## BEGIN SOURCE DATA

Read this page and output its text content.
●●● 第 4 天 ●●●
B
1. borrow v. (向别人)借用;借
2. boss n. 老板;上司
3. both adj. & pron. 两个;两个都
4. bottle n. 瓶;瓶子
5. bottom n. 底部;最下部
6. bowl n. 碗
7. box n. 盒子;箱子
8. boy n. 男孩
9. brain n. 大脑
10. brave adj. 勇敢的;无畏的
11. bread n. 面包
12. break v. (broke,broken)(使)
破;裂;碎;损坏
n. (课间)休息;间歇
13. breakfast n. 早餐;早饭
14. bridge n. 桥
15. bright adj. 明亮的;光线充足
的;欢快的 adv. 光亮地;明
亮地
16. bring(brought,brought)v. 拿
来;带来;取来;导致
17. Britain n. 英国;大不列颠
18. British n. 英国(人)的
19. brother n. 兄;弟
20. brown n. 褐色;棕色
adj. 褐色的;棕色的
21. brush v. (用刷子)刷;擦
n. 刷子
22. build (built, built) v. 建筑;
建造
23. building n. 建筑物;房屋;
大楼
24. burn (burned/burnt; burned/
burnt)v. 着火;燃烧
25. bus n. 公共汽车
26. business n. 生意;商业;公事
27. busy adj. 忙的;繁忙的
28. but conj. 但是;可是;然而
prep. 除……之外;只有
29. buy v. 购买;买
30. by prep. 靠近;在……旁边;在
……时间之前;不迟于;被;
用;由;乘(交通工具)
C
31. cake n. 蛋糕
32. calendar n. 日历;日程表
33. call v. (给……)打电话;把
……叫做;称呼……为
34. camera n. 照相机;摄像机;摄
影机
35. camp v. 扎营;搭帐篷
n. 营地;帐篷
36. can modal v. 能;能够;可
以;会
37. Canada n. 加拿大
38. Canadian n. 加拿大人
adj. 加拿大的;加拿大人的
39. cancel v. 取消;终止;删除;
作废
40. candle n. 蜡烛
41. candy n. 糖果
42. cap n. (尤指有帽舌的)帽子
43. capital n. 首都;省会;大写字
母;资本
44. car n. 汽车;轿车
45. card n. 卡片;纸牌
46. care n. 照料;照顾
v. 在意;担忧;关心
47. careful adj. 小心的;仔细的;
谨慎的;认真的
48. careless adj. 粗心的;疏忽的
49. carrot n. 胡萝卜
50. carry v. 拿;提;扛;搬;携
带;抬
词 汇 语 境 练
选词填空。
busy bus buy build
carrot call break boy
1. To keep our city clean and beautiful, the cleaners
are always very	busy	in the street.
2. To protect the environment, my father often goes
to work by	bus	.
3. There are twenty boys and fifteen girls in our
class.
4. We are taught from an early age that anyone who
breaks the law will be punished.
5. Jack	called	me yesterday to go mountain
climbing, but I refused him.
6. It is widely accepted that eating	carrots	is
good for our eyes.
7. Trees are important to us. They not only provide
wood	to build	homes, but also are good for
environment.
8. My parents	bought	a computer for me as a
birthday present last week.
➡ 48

## END SOURCE DATA

EXERCISE AIM
Review the material and copy each line in which the word "that" appears.

EXERCISE RESULT
4. We are taught from an early age that anyone who
6. It is widely accepted that eating	carrots	is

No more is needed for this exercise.